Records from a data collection
——————————
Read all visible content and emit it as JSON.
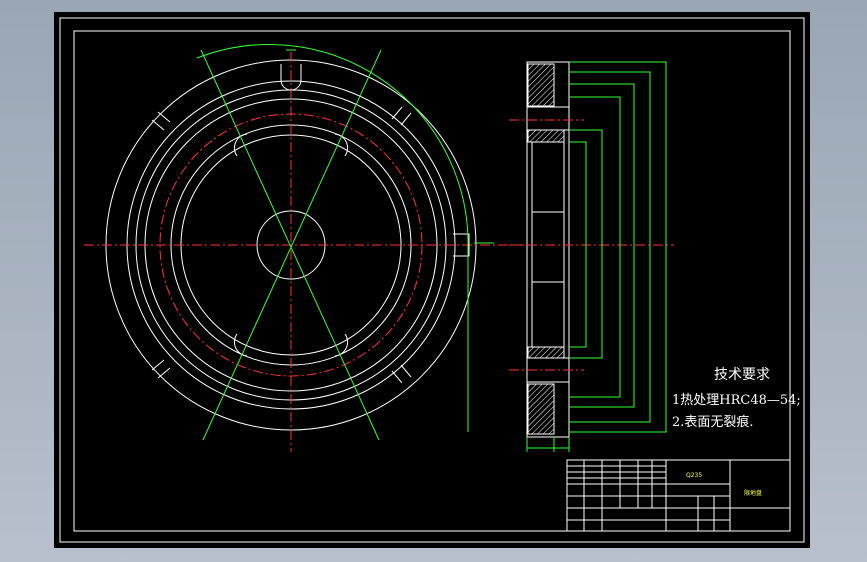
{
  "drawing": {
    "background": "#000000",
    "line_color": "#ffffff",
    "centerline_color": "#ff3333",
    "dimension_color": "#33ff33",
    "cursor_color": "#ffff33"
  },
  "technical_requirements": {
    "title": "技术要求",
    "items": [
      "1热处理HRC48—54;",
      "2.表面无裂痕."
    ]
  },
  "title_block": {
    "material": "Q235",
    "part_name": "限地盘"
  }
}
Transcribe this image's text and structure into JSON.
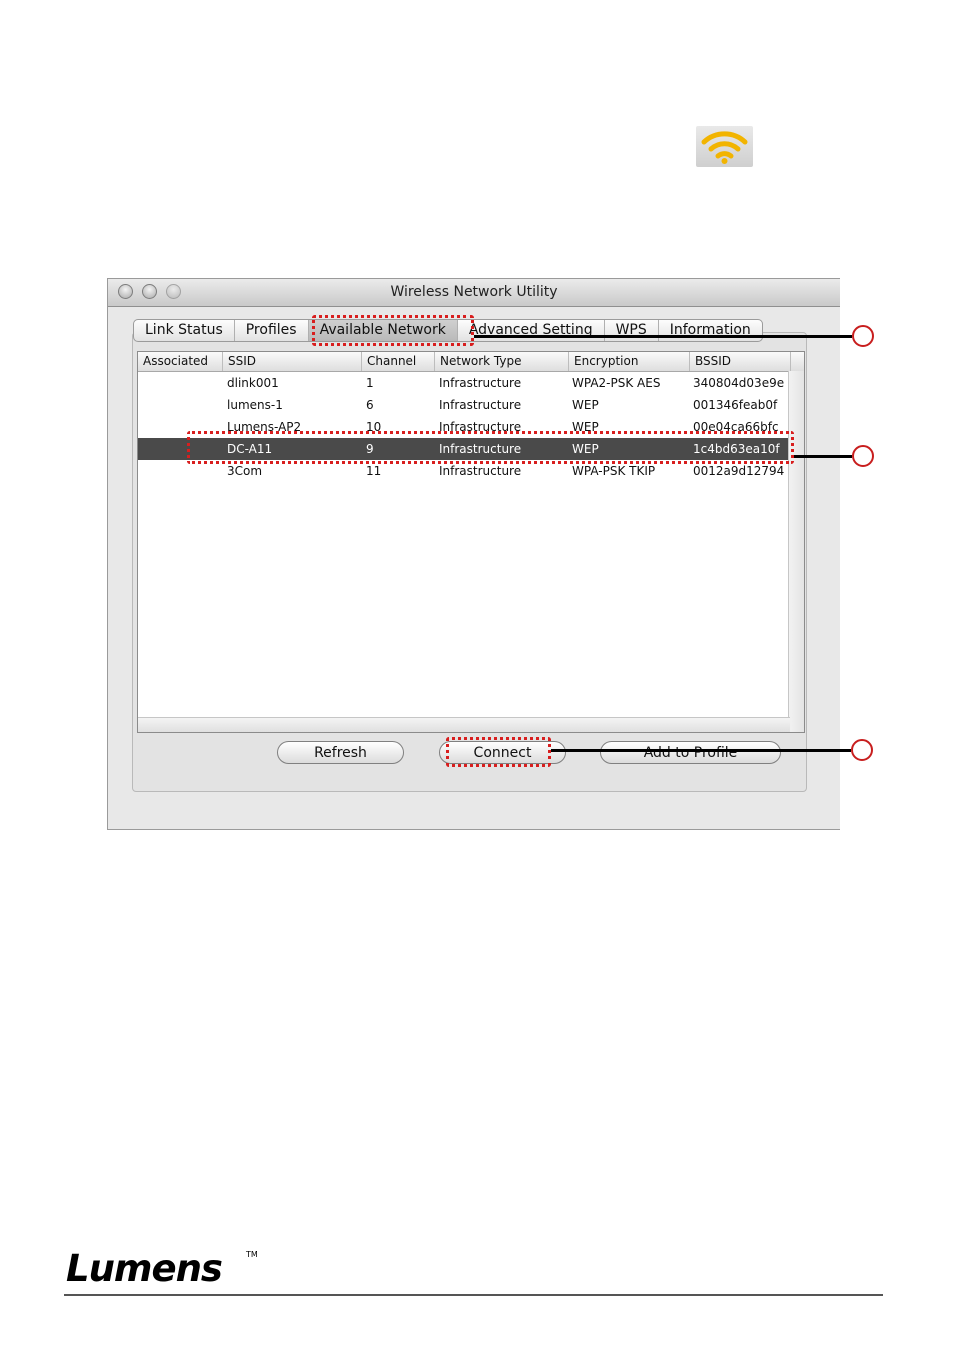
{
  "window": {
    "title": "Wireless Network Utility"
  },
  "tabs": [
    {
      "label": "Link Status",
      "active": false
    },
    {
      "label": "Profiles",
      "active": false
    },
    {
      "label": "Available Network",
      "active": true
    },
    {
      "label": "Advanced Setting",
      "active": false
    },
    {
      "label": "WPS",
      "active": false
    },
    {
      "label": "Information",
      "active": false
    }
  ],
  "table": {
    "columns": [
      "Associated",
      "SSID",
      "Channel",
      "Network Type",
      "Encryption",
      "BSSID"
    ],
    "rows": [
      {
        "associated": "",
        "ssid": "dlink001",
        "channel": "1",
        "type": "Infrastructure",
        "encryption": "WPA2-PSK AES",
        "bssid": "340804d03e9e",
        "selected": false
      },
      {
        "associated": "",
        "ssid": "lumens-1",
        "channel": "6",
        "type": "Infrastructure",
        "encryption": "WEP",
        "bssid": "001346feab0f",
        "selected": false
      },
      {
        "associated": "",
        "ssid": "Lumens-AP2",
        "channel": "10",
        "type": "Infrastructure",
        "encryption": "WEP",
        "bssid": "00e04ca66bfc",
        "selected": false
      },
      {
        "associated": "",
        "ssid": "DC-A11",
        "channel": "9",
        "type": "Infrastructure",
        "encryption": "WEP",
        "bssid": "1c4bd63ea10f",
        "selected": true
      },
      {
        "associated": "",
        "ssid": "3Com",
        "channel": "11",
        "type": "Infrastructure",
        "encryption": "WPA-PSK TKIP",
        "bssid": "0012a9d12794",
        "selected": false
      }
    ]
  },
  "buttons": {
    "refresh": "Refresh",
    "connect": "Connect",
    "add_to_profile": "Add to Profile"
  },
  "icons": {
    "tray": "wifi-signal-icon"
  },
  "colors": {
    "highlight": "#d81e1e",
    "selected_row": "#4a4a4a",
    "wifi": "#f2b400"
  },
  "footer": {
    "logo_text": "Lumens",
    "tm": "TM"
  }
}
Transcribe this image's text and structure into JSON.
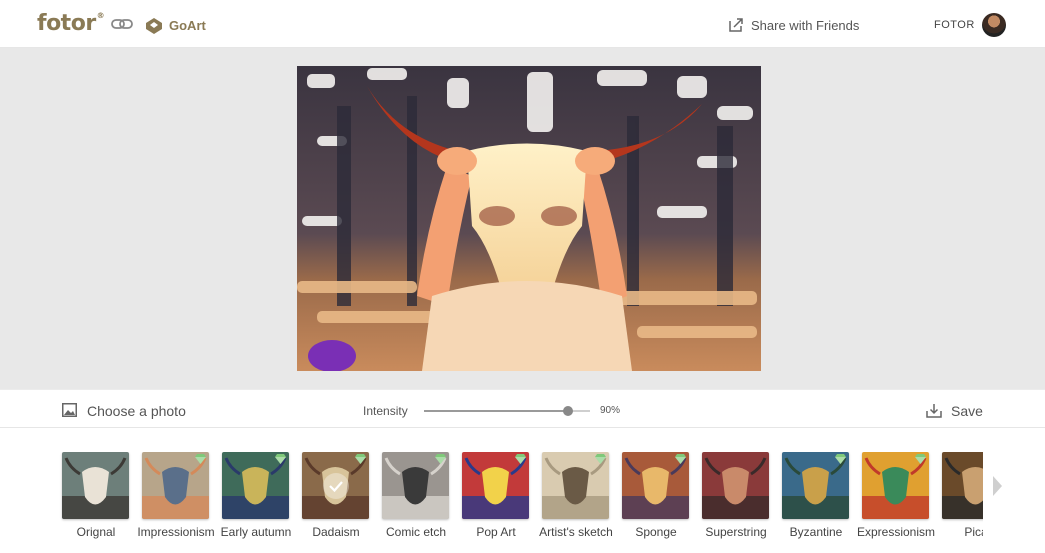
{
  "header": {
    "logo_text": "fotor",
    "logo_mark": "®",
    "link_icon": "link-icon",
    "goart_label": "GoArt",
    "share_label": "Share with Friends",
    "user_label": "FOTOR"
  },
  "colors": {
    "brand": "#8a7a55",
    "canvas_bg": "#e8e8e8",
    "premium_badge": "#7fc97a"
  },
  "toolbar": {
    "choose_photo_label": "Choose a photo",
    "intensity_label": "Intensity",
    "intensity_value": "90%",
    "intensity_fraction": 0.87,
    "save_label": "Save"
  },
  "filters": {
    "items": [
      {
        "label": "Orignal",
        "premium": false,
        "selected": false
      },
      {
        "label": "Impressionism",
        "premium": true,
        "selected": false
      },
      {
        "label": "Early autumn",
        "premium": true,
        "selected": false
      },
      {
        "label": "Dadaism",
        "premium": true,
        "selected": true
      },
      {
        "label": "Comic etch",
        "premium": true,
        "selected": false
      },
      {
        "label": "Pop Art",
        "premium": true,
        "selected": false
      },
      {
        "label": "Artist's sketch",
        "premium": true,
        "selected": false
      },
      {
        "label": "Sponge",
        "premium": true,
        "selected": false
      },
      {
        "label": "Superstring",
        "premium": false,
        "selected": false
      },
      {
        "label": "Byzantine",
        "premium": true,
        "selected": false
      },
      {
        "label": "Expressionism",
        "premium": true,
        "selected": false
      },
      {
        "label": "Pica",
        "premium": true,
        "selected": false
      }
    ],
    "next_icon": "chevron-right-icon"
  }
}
——————————
- GOAL OF THE EXERCISE: Copy out the listing exactly as it stands, but not the pictures.

- RESPONSE TO THE TASK:
Read all visible content and emit it as JSON.
{
  "drawing": {
    "background": "#000000",
    "line_color": "#ffffff",
    "centerline_color": "#ff3333",
    "dimension_color": "#33ff33",
    "cursor_color": "#ffff33"
  },
  "technical_requirements": {
    "title": "技术要求",
    "items": [
      "1热处理HRC48—54;",
      "2.表面无裂痕."
    ]
  },
  "title_block": {
    "material": "Q235",
    "part_name": "限地盘"
  }
}
Transcribe this image's text and structure into JSON.
{
  "window": {
    "title": "Wireless Network Utility"
  },
  "tabs": [
    {
      "label": "Link Status",
      "active": false
    },
    {
      "label": "Profiles",
      "active": false
    },
    {
      "label": "Available Network",
      "active": true
    },
    {
      "label": "Advanced Setting",
      "active": false
    },
    {
      "label": "WPS",
      "active": false
    },
    {
      "label": "Information",
      "active": false
    }
  ],
  "table": {
    "columns": [
      "Associated",
      "SSID",
      "Channel",
      "Network Type",
      "Encryption",
      "BSSID"
    ],
    "rows": [
      {
        "associated": "",
        "ssid": "dlink001",
        "channel": "1",
        "type": "Infrastructure",
        "encryption": "WPA2-PSK AES",
        "bssid": "340804d03e9e",
        "selected": false
      },
      {
        "associated": "",
        "ssid": "lumens-1",
        "channel": "6",
        "type": "Infrastructure",
        "encryption": "WEP",
        "bssid": "001346feab0f",
        "selected": false
      },
      {
        "associated": "",
        "ssid": "Lumens-AP2",
        "channel": "10",
        "type": "Infrastructure",
        "encryption": "WEP",
        "bssid": "00e04ca66bfc",
        "selected": false
      },
      {
        "associated": "",
        "ssid": "DC-A11",
        "channel": "9",
        "type": "Infrastructure",
        "encryption": "WEP",
        "bssid": "1c4bd63ea10f",
        "selected": true
      },
      {
        "associated": "",
        "ssid": "3Com",
        "channel": "11",
        "type": "Infrastructure",
        "encryption": "WPA-PSK TKIP",
        "bssid": "0012a9d12794",
        "selected": false
      }
    ]
  },
  "buttons": {
    "refresh": "Refresh",
    "connect": "Connect",
    "add_to_profile": "Add to Profile"
  },
  "icons": {
    "tray": "wifi-signal-icon"
  },
  "colors": {
    "highlight": "#d81e1e",
    "selected_row": "#4a4a4a",
    "wifi": "#f2b400"
  },
  "footer": {
    "logo_text": "Lumens",
    "tm": "TM"
  }
}
Transcribe this image's text and structure into JSON.
{
  "header": {
    "logo_text": "fotor",
    "logo_mark": "®",
    "link_icon": "link-icon",
    "goart_label": "GoArt",
    "share_label": "Share with Friends",
    "user_label": "FOTOR"
  },
  "colors": {
    "brand": "#8a7a55",
    "canvas_bg": "#e8e8e8",
    "premium_badge": "#7fc97a"
  },
  "toolbar": {
    "choose_photo_label": "Choose a photo",
    "intensity_label": "Intensity",
    "intensity_value": "90%",
    "intensity_fraction": 0.87,
    "save_label": "Save"
  },
  "filters": {
    "items": [
      {
        "label": "Orignal",
        "premium": false,
        "selected": false
      },
      {
        "label": "Impressionism",
        "premium": true,
        "selected": false
      },
      {
        "label": "Early autumn",
        "premium": true,
        "selected": false
      },
      {
        "label": "Dadaism",
        "premium": true,
        "selected": true
      },
      {
        "label": "Comic etch",
        "premium": true,
        "selected": false
      },
      {
        "label": "Pop Art",
        "premium": true,
        "selected": false
      },
      {
        "label": "Artist's sketch",
        "premium": true,
        "selected": false
      },
      {
        "label": "Sponge",
        "premium": true,
        "selected": false
      },
      {
        "label": "Superstring",
        "premium": false,
        "selected": false
      },
      {
        "label": "Byzantine",
        "premium": true,
        "selected": false
      },
      {
        "label": "Expressionism",
        "premium": true,
        "selected": false
      },
      {
        "label": "Pica",
        "premium": true,
        "selected": false
      }
    ],
    "next_icon": "chevron-right-icon"
  }
}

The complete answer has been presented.